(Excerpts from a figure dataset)
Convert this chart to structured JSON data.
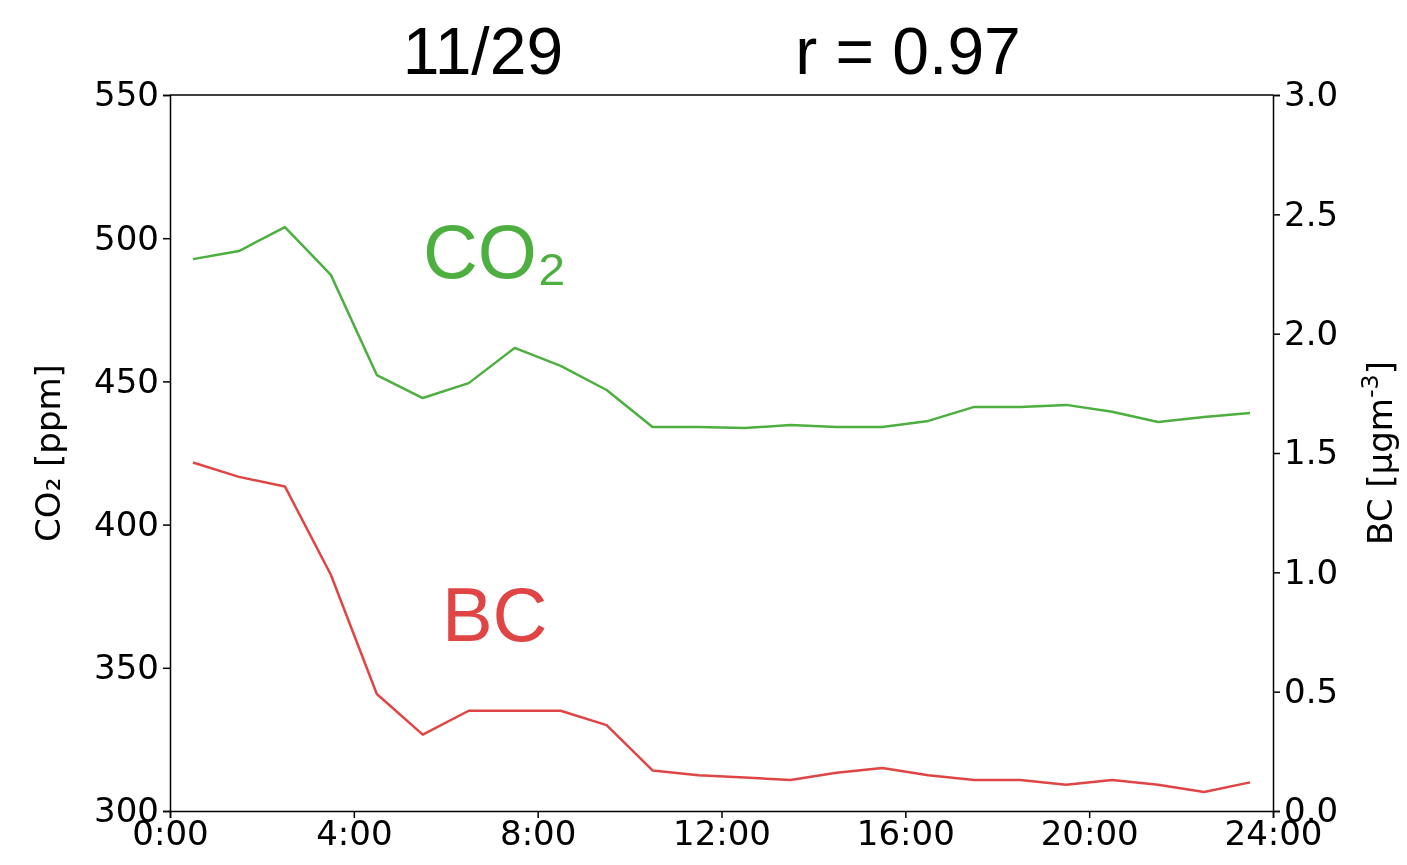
{
  "chart_data": {
    "type": "line",
    "title": "11/29",
    "annotations": [
      "r = 0.97"
    ],
    "xlabel": null,
    "ylabel": "CO₂ [ppm]",
    "y2label": "BC [μgm$^{-3}$]",
    "x": [
      0.5,
      1.5,
      2.5,
      3.5,
      4.5,
      5.5,
      6.5,
      7.5,
      8.5,
      9.5,
      10.5,
      11.5,
      12.5,
      13.5,
      14.5,
      15.5,
      16.5,
      17.5,
      18.5,
      19.5,
      20.5,
      21.5,
      22.5,
      23.5
    ],
    "xlim": [
      0,
      24
    ],
    "xticks": [
      {
        "value": 0,
        "label": "0:00"
      },
      {
        "value": 4,
        "label": "4:00"
      },
      {
        "value": 8,
        "label": "8:00"
      },
      {
        "value": 12,
        "label": "12:00"
      },
      {
        "value": 16,
        "label": "16:00"
      },
      {
        "value": 20,
        "label": "20:00"
      },
      {
        "value": 24,
        "label": "24:00"
      }
    ],
    "ylim": [
      300,
      550
    ],
    "yticks": [
      300,
      350,
      400,
      450,
      500,
      550
    ],
    "y2lim": [
      0,
      3
    ],
    "y2ticks": [
      {
        "value": 0,
        "label": "0.0"
      },
      {
        "value": 0.5,
        "label": "0.5"
      },
      {
        "value": 1,
        "label": "1.0"
      },
      {
        "value": 1.5,
        "label": "1.5"
      },
      {
        "value": 2,
        "label": "2.0"
      },
      {
        "value": 2.5,
        "label": "2.5"
      },
      {
        "value": 3,
        "label": "3.0"
      }
    ],
    "grid": false,
    "legend": false,
    "marker": "none",
    "line_style": "solid",
    "series": [
      {
        "name": "CO₂",
        "color": "#4caf3f",
        "values": [
          492.7,
          495.5,
          503.9,
          487.2,
          452.2,
          444.2,
          449.4,
          461.7,
          455.4,
          447.0,
          434.1,
          434.1,
          433.7,
          434.8,
          434.1,
          434.1,
          436.2,
          441.1,
          441.1,
          441.8,
          439.4,
          435.8,
          437.6,
          439.0
        ]
      },
      {
        "name": "BC",
        "color": "#e04545",
        "axis": "y2",
        "values": [
          1.46,
          1.4,
          1.36,
          0.99,
          0.49,
          0.32,
          0.42,
          0.42,
          0.42,
          0.36,
          0.17,
          0.15,
          0.14,
          0.13,
          0.16,
          0.18,
          0.15,
          0.13,
          0.13,
          0.11,
          0.13,
          0.11,
          0.08,
          0.12
        ]
      }
    ]
  }
}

Directions for this task -
Pictures don't belong in the copy. Restate all the entries exactly.

The solution -
Convert this chart to structured JSON data.
{
  "chart_data": {
    "type": "line",
    "title": "11/29",
    "annotations": [
      "r = 0.97"
    ],
    "xlabel": null,
    "ylabel": "CO₂ [ppm]",
    "y2label": "BC [μgm$^{-3}$]",
    "x": [
      0.5,
      1.5,
      2.5,
      3.5,
      4.5,
      5.5,
      6.5,
      7.5,
      8.5,
      9.5,
      10.5,
      11.5,
      12.5,
      13.5,
      14.5,
      15.5,
      16.5,
      17.5,
      18.5,
      19.5,
      20.5,
      21.5,
      22.5,
      23.5
    ],
    "xlim": [
      0,
      24
    ],
    "xticks": [
      {
        "value": 0,
        "label": "0:00"
      },
      {
        "value": 4,
        "label": "4:00"
      },
      {
        "value": 8,
        "label": "8:00"
      },
      {
        "value": 12,
        "label": "12:00"
      },
      {
        "value": 16,
        "label": "16:00"
      },
      {
        "value": 20,
        "label": "20:00"
      },
      {
        "value": 24,
        "label": "24:00"
      }
    ],
    "ylim": [
      300,
      550
    ],
    "yticks": [
      300,
      350,
      400,
      450,
      500,
      550
    ],
    "y2lim": [
      0,
      3
    ],
    "y2ticks": [
      {
        "value": 0,
        "label": "0.0"
      },
      {
        "value": 0.5,
        "label": "0.5"
      },
      {
        "value": 1,
        "label": "1.0"
      },
      {
        "value": 1.5,
        "label": "1.5"
      },
      {
        "value": 2,
        "label": "2.0"
      },
      {
        "value": 2.5,
        "label": "2.5"
      },
      {
        "value": 3,
        "label": "3.0"
      }
    ],
    "grid": false,
    "legend": false,
    "marker": "none",
    "line_style": "solid",
    "series": [
      {
        "name": "CO₂",
        "color": "#4caf3f",
        "values": [
          492.7,
          495.5,
          503.9,
          487.2,
          452.2,
          444.2,
          449.4,
          461.7,
          455.4,
          447.0,
          434.1,
          434.1,
          433.7,
          434.8,
          434.1,
          434.1,
          436.2,
          441.1,
          441.1,
          441.8,
          439.4,
          435.8,
          437.6,
          439.0
        ]
      },
      {
        "name": "BC",
        "color": "#e04545",
        "axis": "y2",
        "values": [
          1.46,
          1.4,
          1.36,
          0.99,
          0.49,
          0.32,
          0.42,
          0.42,
          0.42,
          0.36,
          0.17,
          0.15,
          0.14,
          0.13,
          0.16,
          0.18,
          0.15,
          0.13,
          0.13,
          0.11,
          0.13,
          0.11,
          0.08,
          0.12
        ]
      }
    ]
  }
}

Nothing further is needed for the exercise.